>> Start Given records

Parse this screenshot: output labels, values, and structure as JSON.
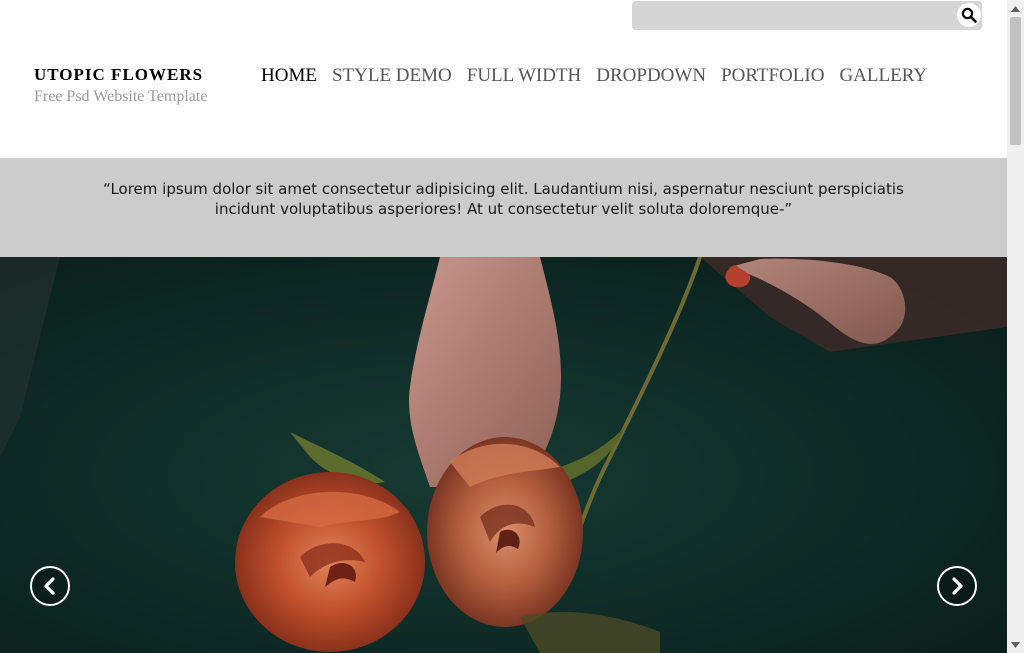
{
  "search": {
    "value": "",
    "placeholder": "",
    "icon": "search-icon"
  },
  "logo": {
    "title": "UTOPIC FLOWERS",
    "subtitle": "Free Psd Website Template"
  },
  "nav": {
    "items": [
      {
        "label": "HOME",
        "active": true
      },
      {
        "label": "STYLE DEMO",
        "active": false
      },
      {
        "label": "FULL WIDTH",
        "active": false
      },
      {
        "label": "DROPDOWN",
        "active": false
      },
      {
        "label": "PORTFOLIO",
        "active": false
      },
      {
        "label": "GALLERY",
        "active": false
      }
    ]
  },
  "quote": {
    "text": "“Lorem ipsum dolor sit amet consectetur adipisicing elit. Laudantium nisi, aspernatur nesciunt perspiciatis incidunt voluptatibus asperiores! At ut consectetur velit soluta doloremque-”"
  },
  "slider": {
    "image": "two-red-roses-held-in-hand",
    "prev_icon": "chevron-left-icon",
    "next_icon": "chevron-right-icon"
  },
  "colors": {
    "quote_band": "#cccccc",
    "search_box": "#d6d6d6",
    "nav_active": "#000000",
    "nav_inactive": "#555555",
    "subtitle": "#9a9a9a"
  }
}
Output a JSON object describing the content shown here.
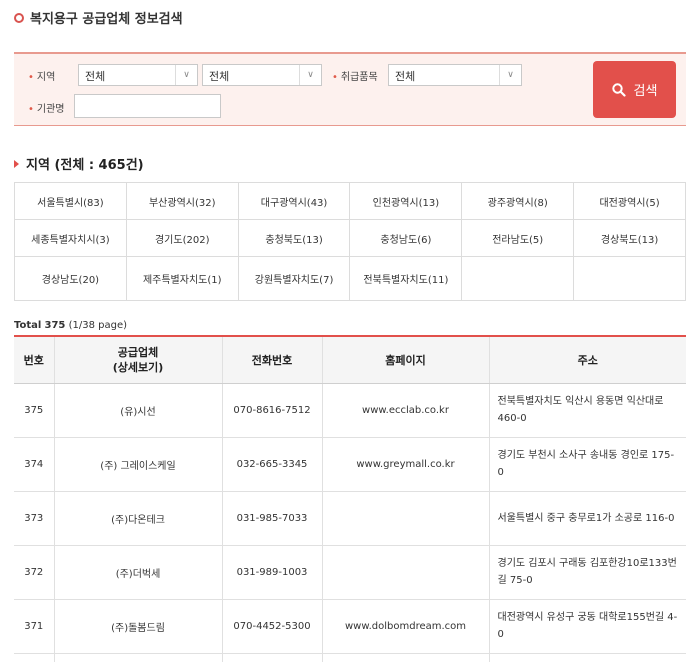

>> End Given records

Collect each line containing the string "subtitle".

• _Problem solution_
    "subtitle": "Free Psd Website Template"
    "subtitle": "#9a9a9a"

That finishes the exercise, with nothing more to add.